[Recorded data]
* Start *

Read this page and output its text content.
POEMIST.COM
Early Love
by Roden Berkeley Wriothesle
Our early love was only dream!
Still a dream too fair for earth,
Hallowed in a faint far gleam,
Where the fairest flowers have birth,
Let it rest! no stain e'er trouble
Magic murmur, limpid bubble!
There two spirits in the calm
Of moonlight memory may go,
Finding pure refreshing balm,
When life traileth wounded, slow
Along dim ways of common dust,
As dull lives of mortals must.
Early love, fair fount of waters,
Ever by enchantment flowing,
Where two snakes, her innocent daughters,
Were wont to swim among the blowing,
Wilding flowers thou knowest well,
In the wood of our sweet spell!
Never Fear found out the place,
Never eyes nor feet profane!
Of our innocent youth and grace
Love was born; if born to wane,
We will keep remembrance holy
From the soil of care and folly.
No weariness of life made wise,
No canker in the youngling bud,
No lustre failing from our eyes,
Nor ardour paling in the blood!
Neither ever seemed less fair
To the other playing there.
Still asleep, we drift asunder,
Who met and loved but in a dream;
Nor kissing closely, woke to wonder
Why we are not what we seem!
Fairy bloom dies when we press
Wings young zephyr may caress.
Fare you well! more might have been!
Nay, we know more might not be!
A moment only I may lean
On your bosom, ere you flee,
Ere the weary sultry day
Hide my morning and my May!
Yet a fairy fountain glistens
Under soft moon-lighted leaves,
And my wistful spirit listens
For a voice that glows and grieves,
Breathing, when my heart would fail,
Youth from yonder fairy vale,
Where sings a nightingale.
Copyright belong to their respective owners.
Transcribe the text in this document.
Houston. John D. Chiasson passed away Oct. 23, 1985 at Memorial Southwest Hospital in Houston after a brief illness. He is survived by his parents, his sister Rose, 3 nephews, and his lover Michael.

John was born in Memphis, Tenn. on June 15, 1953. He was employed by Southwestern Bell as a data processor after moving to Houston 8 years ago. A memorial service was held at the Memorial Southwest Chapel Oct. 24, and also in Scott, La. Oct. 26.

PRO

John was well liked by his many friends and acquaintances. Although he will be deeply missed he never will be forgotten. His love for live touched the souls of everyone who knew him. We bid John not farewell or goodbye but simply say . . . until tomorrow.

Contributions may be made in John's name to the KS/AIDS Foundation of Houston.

* End *

WHAT YOU WILL DO:
Write out the full set of records exactly as given.

REPLY:
Read this page and output its text content.
POEMIST.COM
Early Love
by Roden Berkeley Wriothesle
Our early love was only dream!
Still a dream too fair for earth,
Hallowed in a faint far gleam,
Where the fairest flowers have birth,
Let it rest! no stain e'er trouble
Magic murmur, limpid bubble!
There two spirits in the calm
Of moonlight memory may go,
Finding pure refreshing balm,
When life traileth wounded, slow
Along dim ways of common dust,
As dull lives of mortals must.
Early love, fair fount of waters,
Ever by enchantment flowing,
Where two snakes, her innocent daughters,
Were wont to swim among the blowing,
Wilding flowers thou knowest well,
In the wood of our sweet spell!
Never Fear found out the place,
Never eyes nor feet profane!
Of our innocent youth and grace
Love was born; if born to wane,
We will keep remembrance holy
From the soil of care and folly.
No weariness of life made wise,
No canker in the youngling bud,
No lustre failing from our eyes,
Nor ardour paling in the blood!
Neither ever seemed less fair
To the other playing there.
Still asleep, we drift asunder,
Who met and loved but in a dream;
Nor kissing closely, woke to wonder
Why we are not what we seem!
Fairy bloom dies when we press
Wings young zephyr may caress.
Fare you well! more might have been!
Nay, we know more might not be!
A moment only I may lean
On your bosom, ere you flee,
Ere the weary sultry day
Hide my morning and my May!
Yet a fairy fountain glistens
Under soft moon-lighted leaves,
And my wistful spirit listens
For a voice that glows and grieves,
Breathing, when my heart would fail,
Youth from yonder fairy vale,
Where sings a nightingale.
Copyright belong to their respective owners.
Transcribe the text in this document.
Houston. John D. Chiasson passed away Oct. 23, 1985 at Memorial Southwest Hospital in Houston after a brief illness. He is survived by his parents, his sister Rose, 3 nephews, and his lover Michael.

John was born in Memphis, Tenn. on June 15, 1953. He was employed by Southwestern Bell as a data processor after moving to Houston 8 years ago. A memorial service was held at the Memorial Southwest Chapel Oct. 24, and also in Scott, La. Oct. 26.

PRO

John was well liked by his many friends and acquaintances. Although he will be deeply missed he never will be forgotten. His love for live touched the souls of everyone who knew him. We bid John not farewell or goodbye but simply say . . . until tomorrow.

Contributions may be made in John's name to the KS/AIDS Foundation of Houston.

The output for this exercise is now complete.